# DATA PROVIDED:
------

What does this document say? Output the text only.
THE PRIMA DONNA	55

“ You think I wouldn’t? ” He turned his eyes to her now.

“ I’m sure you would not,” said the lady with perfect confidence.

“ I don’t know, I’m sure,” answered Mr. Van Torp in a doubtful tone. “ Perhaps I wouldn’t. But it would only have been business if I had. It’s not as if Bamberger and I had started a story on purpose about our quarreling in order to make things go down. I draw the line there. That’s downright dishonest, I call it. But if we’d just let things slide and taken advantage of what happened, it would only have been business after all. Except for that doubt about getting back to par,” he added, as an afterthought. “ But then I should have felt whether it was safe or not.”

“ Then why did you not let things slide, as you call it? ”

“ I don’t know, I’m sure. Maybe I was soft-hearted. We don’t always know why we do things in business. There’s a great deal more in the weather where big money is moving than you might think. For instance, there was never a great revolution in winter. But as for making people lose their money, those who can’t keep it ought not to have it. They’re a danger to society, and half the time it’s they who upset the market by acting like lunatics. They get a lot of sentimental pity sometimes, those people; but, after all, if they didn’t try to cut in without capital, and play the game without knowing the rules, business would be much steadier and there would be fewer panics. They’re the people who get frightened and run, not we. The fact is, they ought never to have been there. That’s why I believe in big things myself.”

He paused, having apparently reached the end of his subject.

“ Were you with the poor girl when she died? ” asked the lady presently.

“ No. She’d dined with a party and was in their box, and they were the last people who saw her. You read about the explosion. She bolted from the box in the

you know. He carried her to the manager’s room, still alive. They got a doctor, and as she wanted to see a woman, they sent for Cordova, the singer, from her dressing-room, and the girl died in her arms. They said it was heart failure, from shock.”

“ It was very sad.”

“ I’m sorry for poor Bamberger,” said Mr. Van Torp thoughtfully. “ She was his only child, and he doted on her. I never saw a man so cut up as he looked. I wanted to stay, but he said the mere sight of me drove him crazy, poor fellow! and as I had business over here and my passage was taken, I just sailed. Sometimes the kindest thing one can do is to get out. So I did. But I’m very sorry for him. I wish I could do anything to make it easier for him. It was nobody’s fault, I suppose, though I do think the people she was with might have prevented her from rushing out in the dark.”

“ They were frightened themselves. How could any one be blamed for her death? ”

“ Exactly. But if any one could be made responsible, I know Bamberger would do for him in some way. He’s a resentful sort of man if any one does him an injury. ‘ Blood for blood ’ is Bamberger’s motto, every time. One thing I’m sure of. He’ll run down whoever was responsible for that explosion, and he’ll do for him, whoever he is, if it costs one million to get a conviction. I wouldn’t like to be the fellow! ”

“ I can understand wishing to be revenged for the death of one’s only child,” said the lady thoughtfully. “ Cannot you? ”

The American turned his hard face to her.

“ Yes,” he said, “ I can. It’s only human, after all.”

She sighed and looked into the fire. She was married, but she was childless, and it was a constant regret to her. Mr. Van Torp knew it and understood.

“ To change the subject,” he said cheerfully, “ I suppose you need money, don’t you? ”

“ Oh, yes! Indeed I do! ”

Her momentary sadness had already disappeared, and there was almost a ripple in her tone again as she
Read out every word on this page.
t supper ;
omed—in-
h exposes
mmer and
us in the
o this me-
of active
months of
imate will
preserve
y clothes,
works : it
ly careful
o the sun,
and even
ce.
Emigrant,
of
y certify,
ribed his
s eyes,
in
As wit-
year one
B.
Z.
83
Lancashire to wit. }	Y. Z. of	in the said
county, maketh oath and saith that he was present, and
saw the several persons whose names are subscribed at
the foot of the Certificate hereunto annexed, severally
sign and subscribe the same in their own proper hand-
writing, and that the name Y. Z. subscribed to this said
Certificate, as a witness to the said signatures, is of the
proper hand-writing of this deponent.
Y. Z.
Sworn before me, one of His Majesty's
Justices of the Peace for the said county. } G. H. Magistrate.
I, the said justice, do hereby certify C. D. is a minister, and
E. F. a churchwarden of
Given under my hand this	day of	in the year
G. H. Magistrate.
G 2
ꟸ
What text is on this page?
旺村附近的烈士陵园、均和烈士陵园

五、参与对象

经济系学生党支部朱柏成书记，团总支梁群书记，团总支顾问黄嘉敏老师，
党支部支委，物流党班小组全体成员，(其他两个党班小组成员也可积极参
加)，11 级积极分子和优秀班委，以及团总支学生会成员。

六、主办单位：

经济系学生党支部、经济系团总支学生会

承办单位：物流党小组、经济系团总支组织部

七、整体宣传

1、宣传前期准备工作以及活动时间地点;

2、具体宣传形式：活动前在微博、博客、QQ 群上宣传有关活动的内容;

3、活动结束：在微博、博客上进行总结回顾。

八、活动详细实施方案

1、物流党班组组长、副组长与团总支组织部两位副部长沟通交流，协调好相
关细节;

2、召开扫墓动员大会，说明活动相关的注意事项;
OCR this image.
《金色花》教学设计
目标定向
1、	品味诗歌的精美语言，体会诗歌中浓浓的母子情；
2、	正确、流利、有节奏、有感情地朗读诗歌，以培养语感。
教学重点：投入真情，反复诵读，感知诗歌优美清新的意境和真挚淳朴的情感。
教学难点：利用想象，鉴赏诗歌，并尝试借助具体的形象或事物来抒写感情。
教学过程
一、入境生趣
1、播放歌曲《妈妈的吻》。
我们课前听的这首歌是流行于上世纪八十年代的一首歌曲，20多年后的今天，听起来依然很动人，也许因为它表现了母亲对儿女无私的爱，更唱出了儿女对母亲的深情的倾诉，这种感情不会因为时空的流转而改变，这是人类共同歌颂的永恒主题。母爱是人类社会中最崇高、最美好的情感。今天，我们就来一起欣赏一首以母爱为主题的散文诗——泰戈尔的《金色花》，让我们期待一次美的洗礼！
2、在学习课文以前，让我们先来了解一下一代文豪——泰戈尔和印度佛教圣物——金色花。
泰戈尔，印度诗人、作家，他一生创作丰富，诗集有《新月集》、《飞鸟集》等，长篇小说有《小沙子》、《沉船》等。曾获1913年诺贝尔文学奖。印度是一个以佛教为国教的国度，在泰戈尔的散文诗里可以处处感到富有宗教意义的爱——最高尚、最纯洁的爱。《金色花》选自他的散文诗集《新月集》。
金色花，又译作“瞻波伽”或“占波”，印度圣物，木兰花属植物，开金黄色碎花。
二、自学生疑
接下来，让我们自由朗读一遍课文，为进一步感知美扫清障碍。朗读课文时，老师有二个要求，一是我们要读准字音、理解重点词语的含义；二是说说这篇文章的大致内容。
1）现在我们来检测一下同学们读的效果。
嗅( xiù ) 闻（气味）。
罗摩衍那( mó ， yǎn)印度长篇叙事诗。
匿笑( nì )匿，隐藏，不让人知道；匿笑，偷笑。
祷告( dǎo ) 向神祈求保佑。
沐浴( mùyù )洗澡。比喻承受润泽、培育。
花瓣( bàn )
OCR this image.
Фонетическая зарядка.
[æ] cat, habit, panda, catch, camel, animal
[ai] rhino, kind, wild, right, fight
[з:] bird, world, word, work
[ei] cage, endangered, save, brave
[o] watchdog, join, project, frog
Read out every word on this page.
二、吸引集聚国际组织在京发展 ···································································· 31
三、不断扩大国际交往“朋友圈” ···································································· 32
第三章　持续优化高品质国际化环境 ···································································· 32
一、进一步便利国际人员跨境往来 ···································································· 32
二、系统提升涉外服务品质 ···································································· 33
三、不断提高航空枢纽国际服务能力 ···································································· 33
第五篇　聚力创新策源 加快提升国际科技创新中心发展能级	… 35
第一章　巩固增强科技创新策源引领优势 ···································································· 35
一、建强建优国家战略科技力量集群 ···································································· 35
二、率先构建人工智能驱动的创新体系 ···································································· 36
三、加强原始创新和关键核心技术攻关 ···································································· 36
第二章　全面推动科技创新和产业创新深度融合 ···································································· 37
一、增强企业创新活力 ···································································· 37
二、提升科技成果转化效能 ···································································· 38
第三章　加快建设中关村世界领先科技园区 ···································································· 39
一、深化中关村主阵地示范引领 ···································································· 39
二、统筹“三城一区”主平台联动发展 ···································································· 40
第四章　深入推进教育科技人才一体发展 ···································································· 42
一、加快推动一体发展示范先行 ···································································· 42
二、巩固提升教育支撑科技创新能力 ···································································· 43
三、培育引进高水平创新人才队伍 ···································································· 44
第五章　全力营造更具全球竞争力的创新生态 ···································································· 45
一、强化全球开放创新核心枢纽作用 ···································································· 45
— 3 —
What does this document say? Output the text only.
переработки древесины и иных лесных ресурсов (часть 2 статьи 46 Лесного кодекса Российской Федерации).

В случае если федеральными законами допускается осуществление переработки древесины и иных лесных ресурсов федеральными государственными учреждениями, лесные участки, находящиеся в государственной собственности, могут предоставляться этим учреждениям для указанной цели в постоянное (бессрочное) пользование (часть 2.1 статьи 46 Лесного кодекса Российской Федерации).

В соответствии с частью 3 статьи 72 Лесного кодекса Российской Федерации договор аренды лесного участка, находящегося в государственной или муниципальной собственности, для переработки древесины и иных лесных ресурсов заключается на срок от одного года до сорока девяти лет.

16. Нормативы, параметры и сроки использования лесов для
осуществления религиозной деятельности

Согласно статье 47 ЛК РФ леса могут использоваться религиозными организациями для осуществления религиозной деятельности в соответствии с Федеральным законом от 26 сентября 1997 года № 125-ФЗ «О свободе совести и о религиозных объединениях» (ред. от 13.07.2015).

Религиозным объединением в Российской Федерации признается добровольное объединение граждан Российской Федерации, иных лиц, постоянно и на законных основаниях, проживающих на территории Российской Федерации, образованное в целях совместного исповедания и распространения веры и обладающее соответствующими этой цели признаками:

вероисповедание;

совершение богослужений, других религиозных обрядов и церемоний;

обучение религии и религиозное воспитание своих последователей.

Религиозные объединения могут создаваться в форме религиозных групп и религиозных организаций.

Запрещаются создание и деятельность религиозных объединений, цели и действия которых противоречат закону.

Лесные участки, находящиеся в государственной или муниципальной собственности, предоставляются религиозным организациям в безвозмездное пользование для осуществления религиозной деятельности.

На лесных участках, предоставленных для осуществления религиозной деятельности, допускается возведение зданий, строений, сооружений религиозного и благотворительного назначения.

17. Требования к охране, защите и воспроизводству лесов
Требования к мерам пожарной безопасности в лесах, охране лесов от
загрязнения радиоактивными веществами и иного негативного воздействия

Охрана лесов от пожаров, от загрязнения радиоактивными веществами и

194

------

# EXERCISE AIM:
Looking at the records above, say how many lines hold the string "кодекса". Write nothing but the number.

# SOLUTION TO THIS PROBLEM:
3